[Stated goal] Check each line of the records for "ущерба"; collect those that have it.

[Listed entries]
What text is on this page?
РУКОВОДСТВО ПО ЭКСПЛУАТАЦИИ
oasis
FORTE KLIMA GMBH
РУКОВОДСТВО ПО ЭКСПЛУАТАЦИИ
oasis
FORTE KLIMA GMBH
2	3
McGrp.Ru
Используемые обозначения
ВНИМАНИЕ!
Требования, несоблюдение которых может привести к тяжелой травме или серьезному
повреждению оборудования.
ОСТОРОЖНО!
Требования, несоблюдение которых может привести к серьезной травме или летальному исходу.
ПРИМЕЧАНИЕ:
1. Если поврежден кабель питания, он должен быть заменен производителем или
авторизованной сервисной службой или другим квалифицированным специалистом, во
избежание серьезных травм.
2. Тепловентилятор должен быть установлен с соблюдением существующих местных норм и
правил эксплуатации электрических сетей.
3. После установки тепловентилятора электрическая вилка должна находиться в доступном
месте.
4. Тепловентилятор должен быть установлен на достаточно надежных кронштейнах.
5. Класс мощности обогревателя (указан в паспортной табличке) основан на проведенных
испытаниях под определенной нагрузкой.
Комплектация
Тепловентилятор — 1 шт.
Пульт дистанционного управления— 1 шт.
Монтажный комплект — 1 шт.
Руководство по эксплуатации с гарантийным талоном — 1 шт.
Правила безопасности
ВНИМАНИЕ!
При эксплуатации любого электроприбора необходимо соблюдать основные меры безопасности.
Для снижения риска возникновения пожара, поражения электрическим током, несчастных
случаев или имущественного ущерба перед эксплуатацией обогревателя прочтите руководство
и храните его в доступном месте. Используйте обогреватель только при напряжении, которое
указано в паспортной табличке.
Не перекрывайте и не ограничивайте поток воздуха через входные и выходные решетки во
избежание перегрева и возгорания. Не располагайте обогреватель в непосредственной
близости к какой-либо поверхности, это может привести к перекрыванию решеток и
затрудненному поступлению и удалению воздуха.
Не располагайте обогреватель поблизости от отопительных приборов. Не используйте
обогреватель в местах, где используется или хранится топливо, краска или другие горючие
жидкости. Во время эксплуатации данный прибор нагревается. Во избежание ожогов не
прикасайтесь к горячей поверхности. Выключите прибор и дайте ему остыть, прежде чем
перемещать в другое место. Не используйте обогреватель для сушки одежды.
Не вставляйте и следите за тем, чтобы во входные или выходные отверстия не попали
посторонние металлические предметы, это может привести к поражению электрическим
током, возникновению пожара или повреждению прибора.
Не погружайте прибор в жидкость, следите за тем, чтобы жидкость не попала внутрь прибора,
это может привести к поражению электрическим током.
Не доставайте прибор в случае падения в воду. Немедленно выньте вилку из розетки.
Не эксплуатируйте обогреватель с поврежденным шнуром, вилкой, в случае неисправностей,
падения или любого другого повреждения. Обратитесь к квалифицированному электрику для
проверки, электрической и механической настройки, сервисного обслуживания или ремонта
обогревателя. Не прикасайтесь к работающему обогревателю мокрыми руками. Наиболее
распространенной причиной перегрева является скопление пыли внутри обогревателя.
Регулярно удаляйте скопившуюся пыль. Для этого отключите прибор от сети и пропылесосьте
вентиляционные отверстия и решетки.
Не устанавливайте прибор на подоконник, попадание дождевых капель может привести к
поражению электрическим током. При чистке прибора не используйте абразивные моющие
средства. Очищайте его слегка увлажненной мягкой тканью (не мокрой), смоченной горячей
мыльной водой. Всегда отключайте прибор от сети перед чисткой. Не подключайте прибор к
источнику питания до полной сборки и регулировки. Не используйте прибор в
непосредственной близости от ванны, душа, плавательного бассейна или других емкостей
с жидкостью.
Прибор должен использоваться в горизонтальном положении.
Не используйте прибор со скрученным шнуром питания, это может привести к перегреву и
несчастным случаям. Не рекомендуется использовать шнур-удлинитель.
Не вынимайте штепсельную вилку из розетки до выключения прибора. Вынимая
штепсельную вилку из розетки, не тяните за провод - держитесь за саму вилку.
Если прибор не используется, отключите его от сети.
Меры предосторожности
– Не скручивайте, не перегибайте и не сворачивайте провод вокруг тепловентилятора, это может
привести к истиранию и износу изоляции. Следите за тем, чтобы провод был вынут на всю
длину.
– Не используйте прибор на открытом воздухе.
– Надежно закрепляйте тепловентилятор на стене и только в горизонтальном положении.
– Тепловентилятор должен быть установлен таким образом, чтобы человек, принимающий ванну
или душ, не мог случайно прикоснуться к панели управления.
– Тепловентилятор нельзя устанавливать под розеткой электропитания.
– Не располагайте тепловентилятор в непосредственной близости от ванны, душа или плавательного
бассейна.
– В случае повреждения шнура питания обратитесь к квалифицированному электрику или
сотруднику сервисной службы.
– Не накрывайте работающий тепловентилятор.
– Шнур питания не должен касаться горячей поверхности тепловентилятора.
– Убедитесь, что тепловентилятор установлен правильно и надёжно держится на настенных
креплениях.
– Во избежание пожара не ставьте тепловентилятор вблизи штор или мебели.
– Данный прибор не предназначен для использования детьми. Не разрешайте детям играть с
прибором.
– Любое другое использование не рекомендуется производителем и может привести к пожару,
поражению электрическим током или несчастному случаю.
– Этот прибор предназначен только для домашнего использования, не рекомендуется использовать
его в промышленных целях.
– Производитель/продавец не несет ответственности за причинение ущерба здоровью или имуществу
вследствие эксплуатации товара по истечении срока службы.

[Written reply]
случаев или имущественного ущерба перед эксплуатацией обогревателя прочтите руководство
– Производитель/продавец не несет ответственности за причинение ущерба здоровью или имуществу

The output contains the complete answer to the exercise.